(Entries from a visual dataset)
————

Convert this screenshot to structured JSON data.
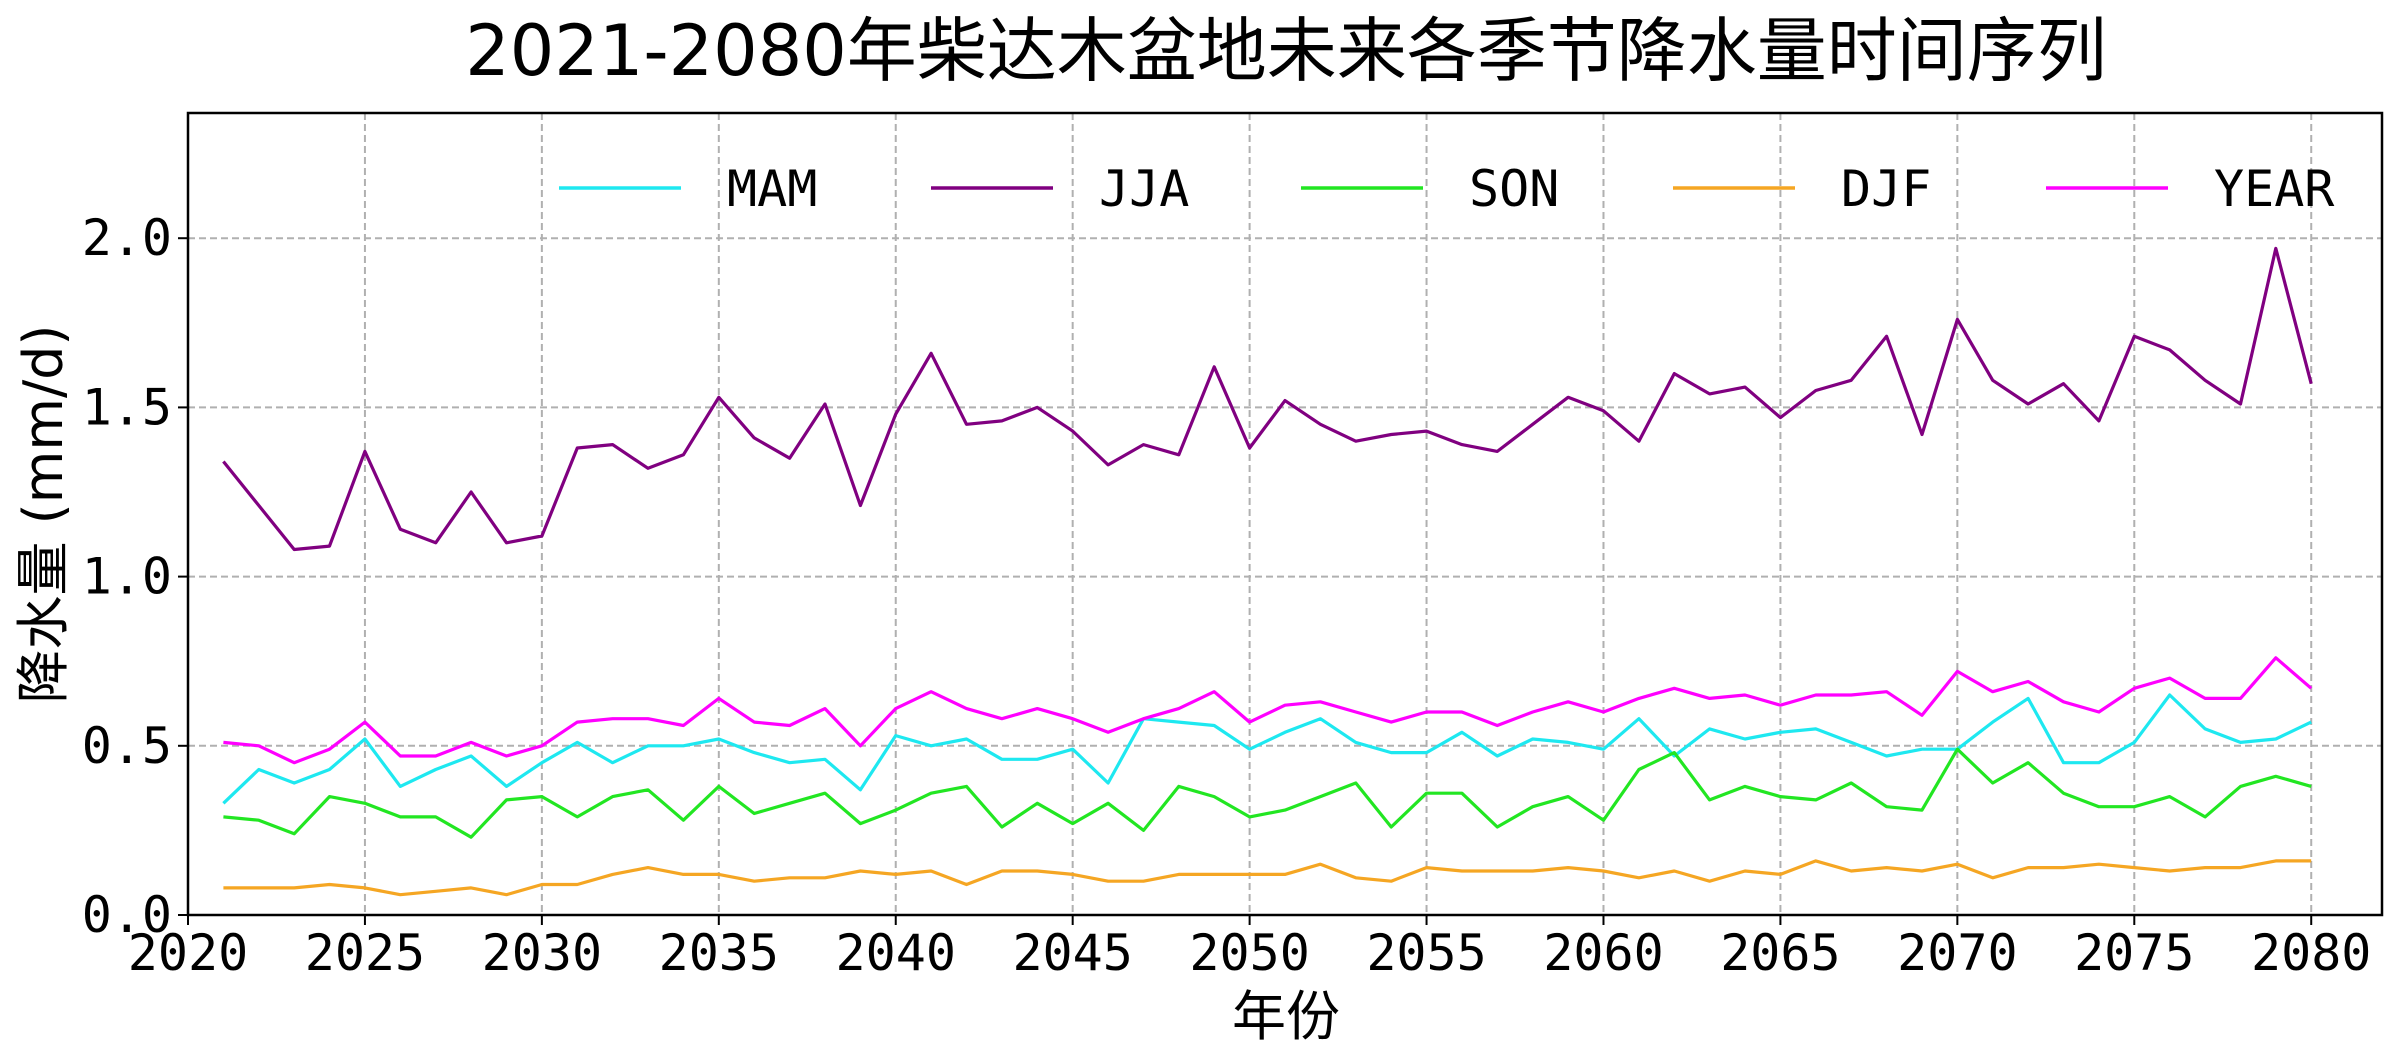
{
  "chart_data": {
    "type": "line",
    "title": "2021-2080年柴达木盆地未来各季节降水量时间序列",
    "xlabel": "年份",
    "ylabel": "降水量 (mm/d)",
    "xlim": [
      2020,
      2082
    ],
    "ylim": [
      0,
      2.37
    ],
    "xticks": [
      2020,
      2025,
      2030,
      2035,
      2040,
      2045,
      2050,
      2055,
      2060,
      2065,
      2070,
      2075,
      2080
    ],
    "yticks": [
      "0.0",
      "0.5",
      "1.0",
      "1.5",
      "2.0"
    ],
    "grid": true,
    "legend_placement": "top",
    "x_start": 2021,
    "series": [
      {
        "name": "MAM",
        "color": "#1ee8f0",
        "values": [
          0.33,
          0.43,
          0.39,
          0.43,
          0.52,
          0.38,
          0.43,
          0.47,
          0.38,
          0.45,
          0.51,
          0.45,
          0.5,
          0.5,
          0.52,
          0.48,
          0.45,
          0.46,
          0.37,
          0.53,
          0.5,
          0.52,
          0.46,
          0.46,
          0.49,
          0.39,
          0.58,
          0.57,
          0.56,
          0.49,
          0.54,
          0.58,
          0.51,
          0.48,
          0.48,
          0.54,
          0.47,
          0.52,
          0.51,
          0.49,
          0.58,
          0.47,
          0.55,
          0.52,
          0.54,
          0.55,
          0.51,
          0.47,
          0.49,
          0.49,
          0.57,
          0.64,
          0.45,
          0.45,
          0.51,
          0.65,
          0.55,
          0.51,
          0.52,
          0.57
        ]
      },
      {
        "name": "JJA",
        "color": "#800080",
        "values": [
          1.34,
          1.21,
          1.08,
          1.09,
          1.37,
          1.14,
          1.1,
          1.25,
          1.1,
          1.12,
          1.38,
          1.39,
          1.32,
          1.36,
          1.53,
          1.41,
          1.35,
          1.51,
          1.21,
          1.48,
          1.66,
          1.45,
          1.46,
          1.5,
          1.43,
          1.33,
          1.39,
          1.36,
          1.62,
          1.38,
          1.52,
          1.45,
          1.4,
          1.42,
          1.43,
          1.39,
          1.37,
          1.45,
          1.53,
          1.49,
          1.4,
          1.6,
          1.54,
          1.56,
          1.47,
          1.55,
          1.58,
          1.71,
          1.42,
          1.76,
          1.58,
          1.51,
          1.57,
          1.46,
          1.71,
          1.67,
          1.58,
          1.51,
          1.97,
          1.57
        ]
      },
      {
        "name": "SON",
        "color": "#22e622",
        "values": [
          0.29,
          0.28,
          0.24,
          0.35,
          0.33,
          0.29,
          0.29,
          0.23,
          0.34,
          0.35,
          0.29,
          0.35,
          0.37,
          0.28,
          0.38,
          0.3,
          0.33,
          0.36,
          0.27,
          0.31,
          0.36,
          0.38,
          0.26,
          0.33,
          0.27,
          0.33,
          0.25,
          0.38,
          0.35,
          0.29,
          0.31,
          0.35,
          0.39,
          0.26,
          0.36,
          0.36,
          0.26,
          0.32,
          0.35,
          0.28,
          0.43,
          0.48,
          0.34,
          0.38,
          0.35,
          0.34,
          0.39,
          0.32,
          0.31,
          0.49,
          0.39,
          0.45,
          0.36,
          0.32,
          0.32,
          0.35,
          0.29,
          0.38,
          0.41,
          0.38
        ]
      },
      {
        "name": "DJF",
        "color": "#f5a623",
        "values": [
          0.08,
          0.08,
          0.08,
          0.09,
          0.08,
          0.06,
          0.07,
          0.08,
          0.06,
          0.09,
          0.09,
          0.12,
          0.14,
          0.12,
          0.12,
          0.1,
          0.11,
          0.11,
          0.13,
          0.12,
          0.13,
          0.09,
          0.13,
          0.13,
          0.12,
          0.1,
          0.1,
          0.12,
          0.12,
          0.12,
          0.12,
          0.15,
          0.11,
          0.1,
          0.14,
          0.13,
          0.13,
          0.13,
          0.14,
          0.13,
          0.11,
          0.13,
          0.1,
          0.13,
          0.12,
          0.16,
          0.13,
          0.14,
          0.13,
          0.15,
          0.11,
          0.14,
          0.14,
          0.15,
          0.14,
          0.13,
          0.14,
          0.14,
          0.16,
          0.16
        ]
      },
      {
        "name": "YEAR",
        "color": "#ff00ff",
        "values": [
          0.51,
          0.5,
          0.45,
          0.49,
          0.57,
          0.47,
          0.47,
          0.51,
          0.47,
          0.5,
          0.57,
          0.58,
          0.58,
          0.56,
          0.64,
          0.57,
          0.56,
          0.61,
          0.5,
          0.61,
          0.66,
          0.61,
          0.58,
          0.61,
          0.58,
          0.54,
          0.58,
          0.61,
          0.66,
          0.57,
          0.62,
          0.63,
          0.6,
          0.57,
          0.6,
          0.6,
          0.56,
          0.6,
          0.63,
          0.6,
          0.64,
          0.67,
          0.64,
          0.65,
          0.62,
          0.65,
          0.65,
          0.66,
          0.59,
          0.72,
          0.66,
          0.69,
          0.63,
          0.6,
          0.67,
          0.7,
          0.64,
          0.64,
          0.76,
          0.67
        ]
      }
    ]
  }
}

————

EXERCISE TASK:
Your copy of the data should match it exactly, except that pictures are left out.

RESULT OF THIS EXERCISE:
Convert this screenshot to structured JSON data.
{
  "chart_data": {
    "type": "line",
    "title": "2021-2080年柴达木盆地未来各季节降水量时间序列",
    "xlabel": "年份",
    "ylabel": "降水量 (mm/d)",
    "xlim": [
      2020,
      2082
    ],
    "ylim": [
      0,
      2.37
    ],
    "xticks": [
      2020,
      2025,
      2030,
      2035,
      2040,
      2045,
      2050,
      2055,
      2060,
      2065,
      2070,
      2075,
      2080
    ],
    "yticks": [
      "0.0",
      "0.5",
      "1.0",
      "1.5",
      "2.0"
    ],
    "grid": true,
    "legend_placement": "top",
    "x_start": 2021,
    "series": [
      {
        "name": "MAM",
        "color": "#1ee8f0",
        "values": [
          0.33,
          0.43,
          0.39,
          0.43,
          0.52,
          0.38,
          0.43,
          0.47,
          0.38,
          0.45,
          0.51,
          0.45,
          0.5,
          0.5,
          0.52,
          0.48,
          0.45,
          0.46,
          0.37,
          0.53,
          0.5,
          0.52,
          0.46,
          0.46,
          0.49,
          0.39,
          0.58,
          0.57,
          0.56,
          0.49,
          0.54,
          0.58,
          0.51,
          0.48,
          0.48,
          0.54,
          0.47,
          0.52,
          0.51,
          0.49,
          0.58,
          0.47,
          0.55,
          0.52,
          0.54,
          0.55,
          0.51,
          0.47,
          0.49,
          0.49,
          0.57,
          0.64,
          0.45,
          0.45,
          0.51,
          0.65,
          0.55,
          0.51,
          0.52,
          0.57
        ]
      },
      {
        "name": "JJA",
        "color": "#800080",
        "values": [
          1.34,
          1.21,
          1.08,
          1.09,
          1.37,
          1.14,
          1.1,
          1.25,
          1.1,
          1.12,
          1.38,
          1.39,
          1.32,
          1.36,
          1.53,
          1.41,
          1.35,
          1.51,
          1.21,
          1.48,
          1.66,
          1.45,
          1.46,
          1.5,
          1.43,
          1.33,
          1.39,
          1.36,
          1.62,
          1.38,
          1.52,
          1.45,
          1.4,
          1.42,
          1.43,
          1.39,
          1.37,
          1.45,
          1.53,
          1.49,
          1.4,
          1.6,
          1.54,
          1.56,
          1.47,
          1.55,
          1.58,
          1.71,
          1.42,
          1.76,
          1.58,
          1.51,
          1.57,
          1.46,
          1.71,
          1.67,
          1.58,
          1.51,
          1.97,
          1.57
        ]
      },
      {
        "name": "SON",
        "color": "#22e622",
        "values": [
          0.29,
          0.28,
          0.24,
          0.35,
          0.33,
          0.29,
          0.29,
          0.23,
          0.34,
          0.35,
          0.29,
          0.35,
          0.37,
          0.28,
          0.38,
          0.3,
          0.33,
          0.36,
          0.27,
          0.31,
          0.36,
          0.38,
          0.26,
          0.33,
          0.27,
          0.33,
          0.25,
          0.38,
          0.35,
          0.29,
          0.31,
          0.35,
          0.39,
          0.26,
          0.36,
          0.36,
          0.26,
          0.32,
          0.35,
          0.28,
          0.43,
          0.48,
          0.34,
          0.38,
          0.35,
          0.34,
          0.39,
          0.32,
          0.31,
          0.49,
          0.39,
          0.45,
          0.36,
          0.32,
          0.32,
          0.35,
          0.29,
          0.38,
          0.41,
          0.38
        ]
      },
      {
        "name": "DJF",
        "color": "#f5a623",
        "values": [
          0.08,
          0.08,
          0.08,
          0.09,
          0.08,
          0.06,
          0.07,
          0.08,
          0.06,
          0.09,
          0.09,
          0.12,
          0.14,
          0.12,
          0.12,
          0.1,
          0.11,
          0.11,
          0.13,
          0.12,
          0.13,
          0.09,
          0.13,
          0.13,
          0.12,
          0.1,
          0.1,
          0.12,
          0.12,
          0.12,
          0.12,
          0.15,
          0.11,
          0.1,
          0.14,
          0.13,
          0.13,
          0.13,
          0.14,
          0.13,
          0.11,
          0.13,
          0.1,
          0.13,
          0.12,
          0.16,
          0.13,
          0.14,
          0.13,
          0.15,
          0.11,
          0.14,
          0.14,
          0.15,
          0.14,
          0.13,
          0.14,
          0.14,
          0.16,
          0.16
        ]
      },
      {
        "name": "YEAR",
        "color": "#ff00ff",
        "values": [
          0.51,
          0.5,
          0.45,
          0.49,
          0.57,
          0.47,
          0.47,
          0.51,
          0.47,
          0.5,
          0.57,
          0.58,
          0.58,
          0.56,
          0.64,
          0.57,
          0.56,
          0.61,
          0.5,
          0.61,
          0.66,
          0.61,
          0.58,
          0.61,
          0.58,
          0.54,
          0.58,
          0.61,
          0.66,
          0.57,
          0.62,
          0.63,
          0.6,
          0.57,
          0.6,
          0.6,
          0.56,
          0.6,
          0.63,
          0.6,
          0.64,
          0.67,
          0.64,
          0.65,
          0.62,
          0.65,
          0.65,
          0.66,
          0.59,
          0.72,
          0.66,
          0.69,
          0.63,
          0.6,
          0.67,
          0.7,
          0.64,
          0.64,
          0.76,
          0.67
        ]
      }
    ]
  }
}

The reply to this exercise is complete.